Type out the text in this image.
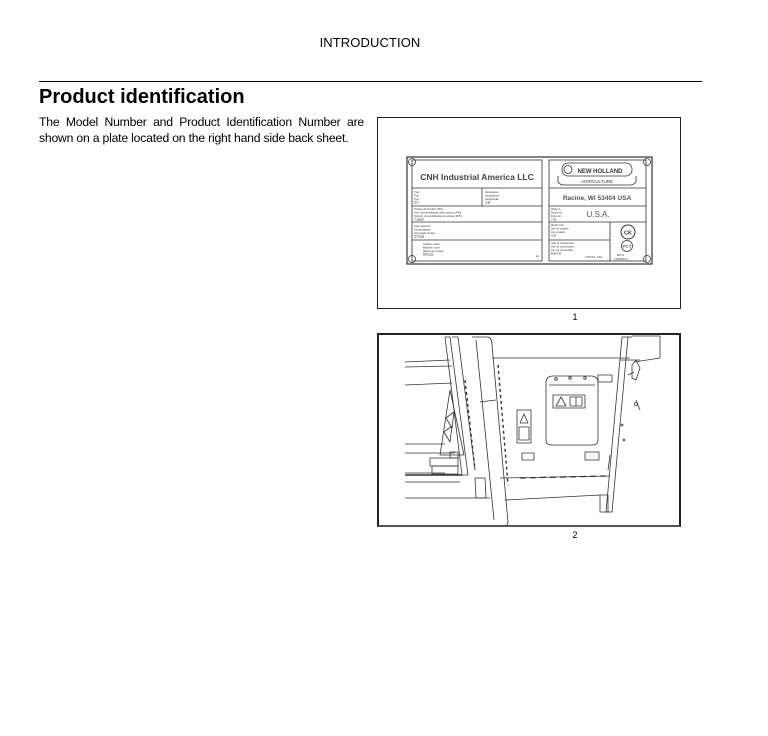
INTRODUCTION
Product identification

The Model Number and Product Identification Number are shown on a plate located on the right hand side back sheet.

CNH Industrial America LLC	NEW HOLLAND
AGRICULTURE
Racine, WI 53404 USA
U.S.A.
CK
PCT
Type
Tipo
Tipo
型号
Designation
Designación
Designação
名称
Product ID Number (PIN)
Núm. de identificación del producto (PIN)
Número de identificação do produto (PIN)
产品编号
Type approval
Homologación
Aprovação de tipo
型号批准
Unladen mass
Masa en vacío
Massa sem carga
整机质量	kg
Made In
Hecho en
Feito em
产地
Model Year
Año de modelo
Ano modelo
年型
Year of Construction
Año de construcción
Ano de construção
制造年份
XXXXXX, USA
MPYA
47000000 A
1
2
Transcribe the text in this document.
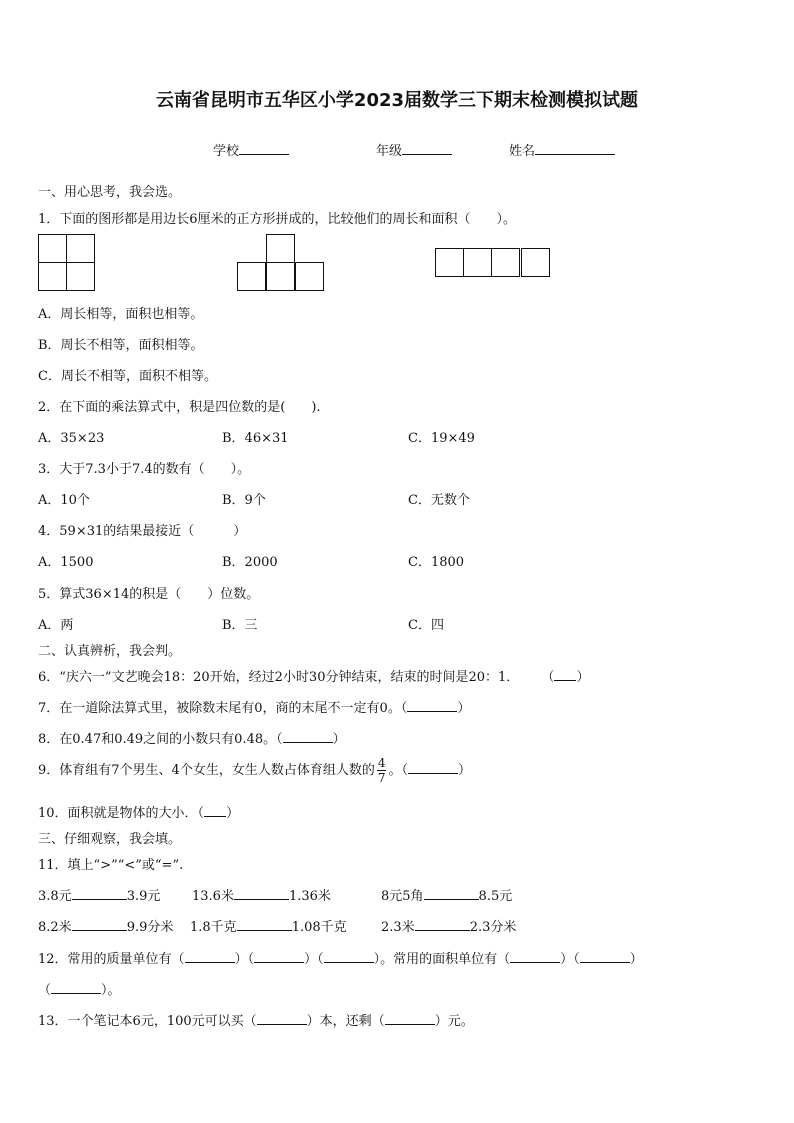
云南省昆明市五华区小学2023届数学三下期末检测模拟试题
学校	年级	姓名
一、用心思考，我会选。
1．下面的图形都是用边长6厘米的正方形拼成的，比较他们的周长和面积（　　）。
A．周长相等，面积也相等。
B．周长不相等，面积相等。
C．周长不相等，面积不相等。
2．在下面的乘法算式中，积是四位数的是(　　).
A．35×23	B．46×31	C．19×49
3．大于7.3小于7.4的数有（　　）。
A．10个	B．9个	C．无数个
4．59×31的结果最接近（　　　）
A．1500	B．2000	C．1800
5．算式36×14的积是（　　）位数。
A．两	B．三	C．四
二、认真辨析，我会判。
6．“庆六一”文艺晚会18：20开始，经过2小时30分钟结束，结束的时间是20：1． （ ）
7．在一道除法算式里，被除数末尾有0，商的末尾不一定有0。（	）
8．在0.47和0.49之间的小数只有0.48。（	）
9．体育组有7个男生、4个女生，女生人数占体育组人数的 $\frac{4}{7}$ 。（	）
10．面积就是物体的大小．（ ）
三、仔细观察，我会填。
11．填上“>”“<”或“=”.
3.8元	3.9元 13.6米	1.36米	8元5角	8.5元
8.2米	9.9分米 1.8千克	1.08千克	2.3米	2.3分米
12．常用的质量单位有（	）（	）（	）。常用的面积单位有（	）（	）
（	）。
13．一个笔记本6元，100元可以买（	）本，还剩（	）元。
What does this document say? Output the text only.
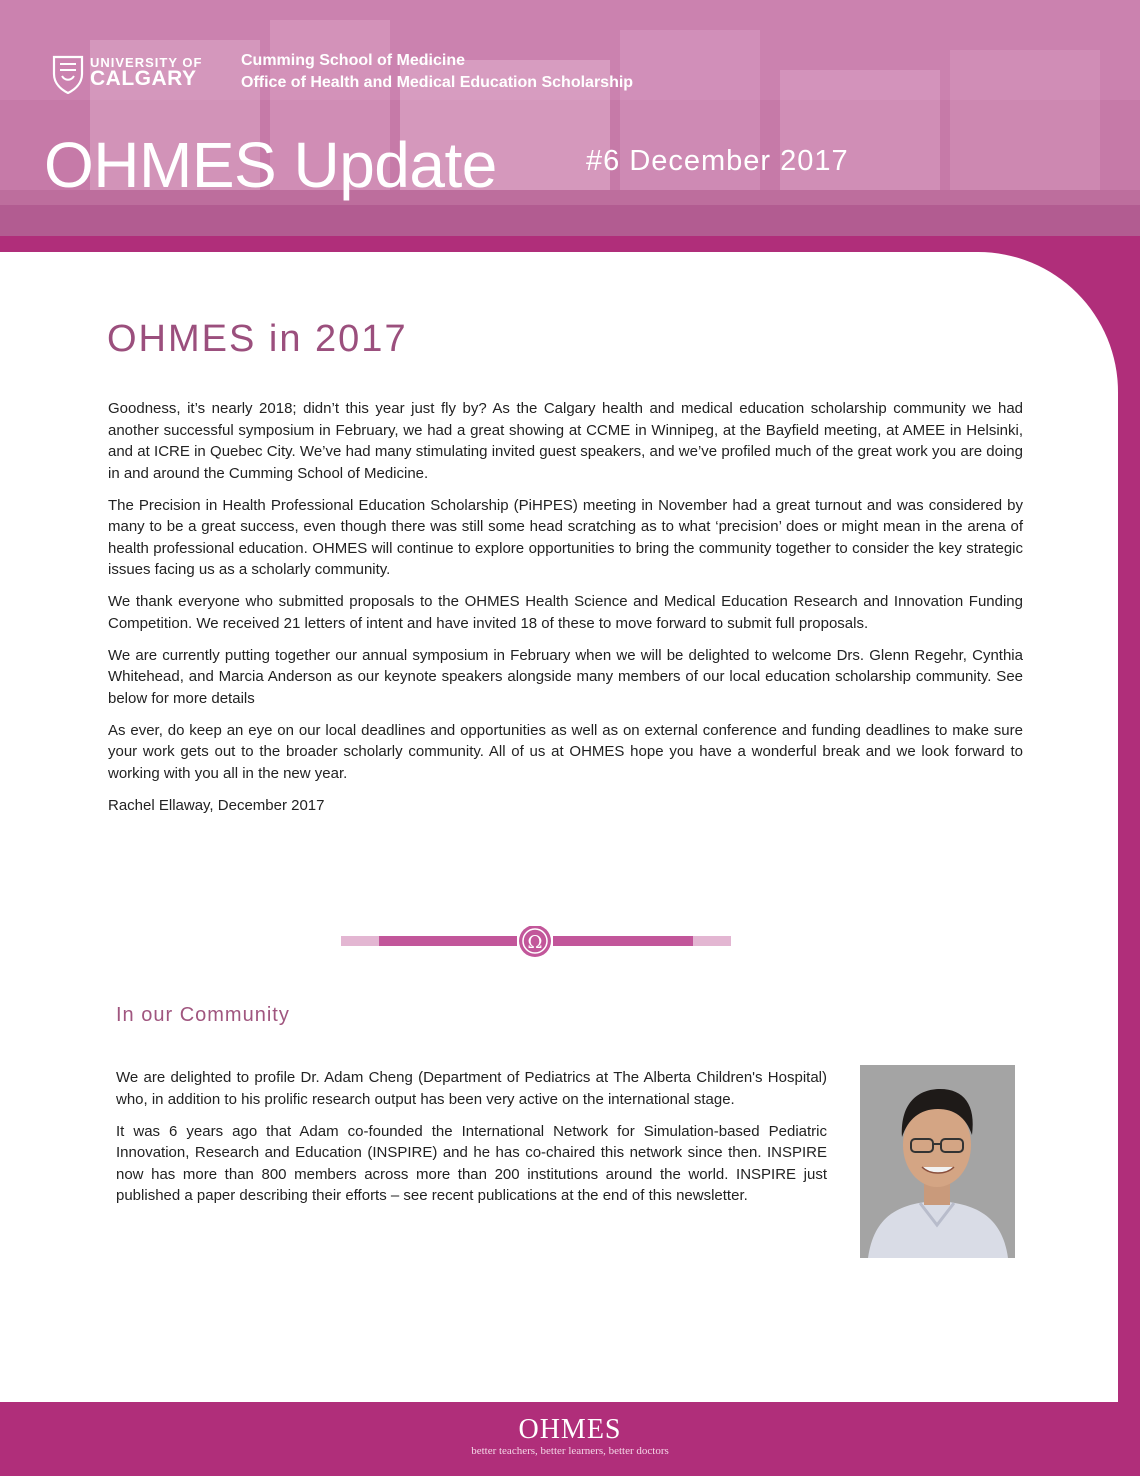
UNIVERSITY OF
CALGARY
Cumming School of Medicine
Office of Health and Medical Education Scholarship
OHMES Update	#6 December 2017
OHMES in 2017

Goodness, it’s nearly 2018; didn’t this year just fly by? As the Calgary health and medical education scholarship community we had another successful symposium in February, we had a great showing at CCME in Winnipeg, at the Bayfield meeting, at AMEE in Helsinki, and at ICRE in Quebec City. We’ve had many stimulating invited guest speakers, and we’ve profiled much of the great work you are doing in and around the Cumming School of Medicine.

The Precision in Health Professional Education Scholarship (PiHPES) meeting in November had a great turnout and was considered by many to be a great success, even though there was still some head scratching as to what ‘precision’ does or might mean in the arena of health professional education. OHMES will continue to explore opportunities to bring the community together to consider the key strategic issues facing us as a scholarly community.

We thank everyone who submitted proposals to the OHMES Health Science and Medical Education Research and Innovation Funding Competition. We received 21 letters of intent and have invited 18 of these to move forward to submit full proposals.

We are currently putting together our annual symposium in February when we will be delighted to welcome Drs. Glenn Regehr, Cynthia Whitehead, and Marcia Anderson as our keynote speakers alongside many members of our local education scholarship community. See below for more details

As ever, do keep an eye on our local deadlines and opportunities as well as on external conference and funding deadlines to make sure your work gets out to the broader scholarly community. All of us at OHMES hope you have a wonderful break and we look forward to working with you all in the new year.

Rachel Ellaway, December 2017

Ω
In our Community

We are delighted to profile Dr. Adam Cheng (Department of Pediatrics at The Alberta Children's Hospital) who, in addition to his prolific research output has been very active on the international stage.

It was 6 years ago that Adam co-founded the International Network for Simulation-based Pediatric Innovation, Research and Education (INSPIRE) and he has co-chaired this network since then. INSPIRE now has more than 800 members across more than 200 institutions around the world. INSPIRE just published a paper describing their efforts – see recent publications at the end of this newsletter.

OHMES
better teachers, better learners, better doctors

==*==

▸ Task instructions:
Find each line holding the string "Type" and copy it out.

▸ Task output:
Type out the text in this image.
Type
Type approval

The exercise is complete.